■ Written problem:
Restate all of the data exactly.

--- START Records supplied ---

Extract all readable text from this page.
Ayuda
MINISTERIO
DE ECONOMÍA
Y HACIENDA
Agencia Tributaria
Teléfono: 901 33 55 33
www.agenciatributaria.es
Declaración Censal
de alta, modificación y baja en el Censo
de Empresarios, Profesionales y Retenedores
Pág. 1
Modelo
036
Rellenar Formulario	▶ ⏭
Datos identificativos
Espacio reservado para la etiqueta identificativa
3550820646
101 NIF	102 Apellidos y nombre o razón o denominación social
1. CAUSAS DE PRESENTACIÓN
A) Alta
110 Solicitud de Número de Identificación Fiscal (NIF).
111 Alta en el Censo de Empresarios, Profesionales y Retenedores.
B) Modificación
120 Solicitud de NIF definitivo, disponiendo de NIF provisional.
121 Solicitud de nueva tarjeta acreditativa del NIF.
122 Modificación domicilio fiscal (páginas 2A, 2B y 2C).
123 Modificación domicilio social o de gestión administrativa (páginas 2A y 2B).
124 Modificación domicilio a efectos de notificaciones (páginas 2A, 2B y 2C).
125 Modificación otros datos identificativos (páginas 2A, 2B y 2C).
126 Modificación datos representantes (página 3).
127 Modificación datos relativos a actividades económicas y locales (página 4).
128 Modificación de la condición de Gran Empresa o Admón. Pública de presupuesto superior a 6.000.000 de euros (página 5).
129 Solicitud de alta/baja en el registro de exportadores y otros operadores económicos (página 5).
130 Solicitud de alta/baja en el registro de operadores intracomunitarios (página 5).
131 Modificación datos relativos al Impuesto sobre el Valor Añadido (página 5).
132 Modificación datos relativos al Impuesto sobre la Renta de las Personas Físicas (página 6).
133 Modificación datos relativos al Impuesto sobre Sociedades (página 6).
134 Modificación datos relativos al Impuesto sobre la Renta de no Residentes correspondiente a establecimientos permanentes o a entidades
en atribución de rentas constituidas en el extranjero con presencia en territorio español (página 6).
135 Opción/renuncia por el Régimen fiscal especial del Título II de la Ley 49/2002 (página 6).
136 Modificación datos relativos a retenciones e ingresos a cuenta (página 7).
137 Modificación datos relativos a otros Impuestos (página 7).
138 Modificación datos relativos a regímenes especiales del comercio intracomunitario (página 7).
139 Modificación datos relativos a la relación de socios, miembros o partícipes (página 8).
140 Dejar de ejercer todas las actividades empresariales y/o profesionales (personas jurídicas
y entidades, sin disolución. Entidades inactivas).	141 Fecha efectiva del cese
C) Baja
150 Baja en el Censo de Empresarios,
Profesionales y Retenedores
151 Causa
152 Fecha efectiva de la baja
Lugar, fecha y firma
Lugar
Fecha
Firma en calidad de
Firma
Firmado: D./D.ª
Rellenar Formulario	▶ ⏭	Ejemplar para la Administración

--- END Records supplied ---

■ Result of the exercise:
Extract all readable text from this page.
Ayuda
MINISTERIO
DE ECONOMÍA
Y HACIENDA
Agencia Tributaria
Teléfono: 901 33 55 33
www.agenciatributaria.es
Declaración Censal
de alta, modificación y baja en el Censo
de Empresarios, Profesionales y Retenedores
Pág. 1
Modelo
036
Rellenar Formulario	▶ ⏭
Datos identificativos
Espacio reservado para la etiqueta identificativa
3550820646
101 NIF	102 Apellidos y nombre o razón o denominación social
1. CAUSAS DE PRESENTACIÓN
A) Alta
110 Solicitud de Número de Identificación Fiscal (NIF).
111 Alta en el Censo de Empresarios, Profesionales y Retenedores.
B) Modificación
120 Solicitud de NIF definitivo, disponiendo de NIF provisional.
121 Solicitud de nueva tarjeta acreditativa del NIF.
122 Modificación domicilio fiscal (páginas 2A, 2B y 2C).
123 Modificación domicilio social o de gestión administrativa (páginas 2A y 2B).
124 Modificación domicilio a efectos de notificaciones (páginas 2A, 2B y 2C).
125 Modificación otros datos identificativos (páginas 2A, 2B y 2C).
126 Modificación datos representantes (página 3).
127 Modificación datos relativos a actividades económicas y locales (página 4).
128 Modificación de la condición de Gran Empresa o Admón. Pública de presupuesto superior a 6.000.000 de euros (página 5).
129 Solicitud de alta/baja en el registro de exportadores y otros operadores económicos (página 5).
130 Solicitud de alta/baja en el registro de operadores intracomunitarios (página 5).
131 Modificación datos relativos al Impuesto sobre el Valor Añadido (página 5).
132 Modificación datos relativos al Impuesto sobre la Renta de las Personas Físicas (página 6).
133 Modificación datos relativos al Impuesto sobre Sociedades (página 6).
134 Modificación datos relativos al Impuesto sobre la Renta de no Residentes correspondiente a establecimientos permanentes o a entidades
en atribución de rentas constituidas en el extranjero con presencia en territorio español (página 6).
135 Opción/renuncia por el Régimen fiscal especial del Título II de la Ley 49/2002 (página 6).
136 Modificación datos relativos a retenciones e ingresos a cuenta (página 7).
137 Modificación datos relativos a otros Impuestos (página 7).
138 Modificación datos relativos a regímenes especiales del comercio intracomunitario (página 7).
139 Modificación datos relativos a la relación de socios, miembros o partícipes (página 8).
140 Dejar de ejercer todas las actividades empresariales y/o profesionales (personas jurídicas
y entidades, sin disolución. Entidades inactivas).	141 Fecha efectiva del cese
C) Baja
150 Baja en el Censo de Empresarios,
Profesionales y Retenedores
151 Causa
152 Fecha efectiva de la baja
Lugar, fecha y firma
Lugar
Fecha
Firma en calidad de
Firma
Firmado: D./D.ª
Rellenar Formulario	▶ ⏭	Ejemplar para la Administración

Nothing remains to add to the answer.